::: AVAILABLE RECORDS :::

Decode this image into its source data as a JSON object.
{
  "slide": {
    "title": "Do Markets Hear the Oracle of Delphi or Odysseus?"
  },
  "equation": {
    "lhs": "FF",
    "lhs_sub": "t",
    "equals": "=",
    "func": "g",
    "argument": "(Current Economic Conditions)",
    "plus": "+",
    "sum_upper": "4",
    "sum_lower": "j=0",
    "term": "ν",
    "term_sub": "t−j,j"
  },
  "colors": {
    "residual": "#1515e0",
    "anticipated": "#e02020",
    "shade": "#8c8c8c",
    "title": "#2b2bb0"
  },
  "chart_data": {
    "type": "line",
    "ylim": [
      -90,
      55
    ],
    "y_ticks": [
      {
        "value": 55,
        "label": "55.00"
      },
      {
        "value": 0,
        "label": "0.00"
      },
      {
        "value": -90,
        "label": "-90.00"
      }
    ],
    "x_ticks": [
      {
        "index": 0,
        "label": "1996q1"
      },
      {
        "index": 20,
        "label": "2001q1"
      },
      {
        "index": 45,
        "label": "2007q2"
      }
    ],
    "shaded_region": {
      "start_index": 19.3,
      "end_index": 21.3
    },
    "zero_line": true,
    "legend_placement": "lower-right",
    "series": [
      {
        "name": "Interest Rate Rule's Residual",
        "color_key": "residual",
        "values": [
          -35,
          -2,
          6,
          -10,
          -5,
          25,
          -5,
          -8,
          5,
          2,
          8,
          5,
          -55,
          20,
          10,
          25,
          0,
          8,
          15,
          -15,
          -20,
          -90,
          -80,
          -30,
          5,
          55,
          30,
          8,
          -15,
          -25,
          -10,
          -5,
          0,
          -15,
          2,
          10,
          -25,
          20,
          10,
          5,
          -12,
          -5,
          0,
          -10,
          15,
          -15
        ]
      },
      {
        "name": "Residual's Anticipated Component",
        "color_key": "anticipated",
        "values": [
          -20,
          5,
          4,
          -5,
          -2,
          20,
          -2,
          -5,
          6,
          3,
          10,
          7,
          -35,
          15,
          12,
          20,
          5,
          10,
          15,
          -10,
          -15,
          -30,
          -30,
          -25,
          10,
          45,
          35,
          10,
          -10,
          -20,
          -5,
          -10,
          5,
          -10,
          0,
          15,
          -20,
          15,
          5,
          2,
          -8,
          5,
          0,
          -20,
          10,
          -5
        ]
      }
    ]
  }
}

:::

EXERCISE OBJECTIVE
Give back all the records exactly as they stand.

EXERCISE OUTPUT
Decode this image into its source data as a JSON object.
{
  "slide": {
    "title": "Do Markets Hear the Oracle of Delphi or Odysseus?"
  },
  "equation": {
    "lhs": "FF",
    "lhs_sub": "t",
    "equals": "=",
    "func": "g",
    "argument": "(Current Economic Conditions)",
    "plus": "+",
    "sum_upper": "4",
    "sum_lower": "j=0",
    "term": "ν",
    "term_sub": "t−j,j"
  },
  "colors": {
    "residual": "#1515e0",
    "anticipated": "#e02020",
    "shade": "#8c8c8c",
    "title": "#2b2bb0"
  },
  "chart_data": {
    "type": "line",
    "ylim": [
      -90,
      55
    ],
    "y_ticks": [
      {
        "value": 55,
        "label": "55.00"
      },
      {
        "value": 0,
        "label": "0.00"
      },
      {
        "value": -90,
        "label": "-90.00"
      }
    ],
    "x_ticks": [
      {
        "index": 0,
        "label": "1996q1"
      },
      {
        "index": 20,
        "label": "2001q1"
      },
      {
        "index": 45,
        "label": "2007q2"
      }
    ],
    "shaded_region": {
      "start_index": 19.3,
      "end_index": 21.3
    },
    "zero_line": true,
    "legend_placement": "lower-right",
    "series": [
      {
        "name": "Interest Rate Rule's Residual",
        "color_key": "residual",
        "values": [
          -35,
          -2,
          6,
          -10,
          -5,
          25,
          -5,
          -8,
          5,
          2,
          8,
          5,
          -55,
          20,
          10,
          25,
          0,
          8,
          15,
          -15,
          -20,
          -90,
          -80,
          -30,
          5,
          55,
          30,
          8,
          -15,
          -25,
          -10,
          -5,
          0,
          -15,
          2,
          10,
          -25,
          20,
          10,
          5,
          -12,
          -5,
          0,
          -10,
          15,
          -15
        ]
      },
      {
        "name": "Residual's Anticipated Component",
        "color_key": "anticipated",
        "values": [
          -20,
          5,
          4,
          -5,
          -2,
          20,
          -2,
          -5,
          6,
          3,
          10,
          7,
          -35,
          15,
          12,
          20,
          5,
          10,
          15,
          -10,
          -15,
          -30,
          -30,
          -25,
          10,
          45,
          35,
          10,
          -10,
          -20,
          -5,
          -10,
          5,
          -10,
          0,
          15,
          -20,
          15,
          5,
          2,
          -8,
          5,
          0,
          -20,
          10,
          -5
        ]
      }
    ]
  }
}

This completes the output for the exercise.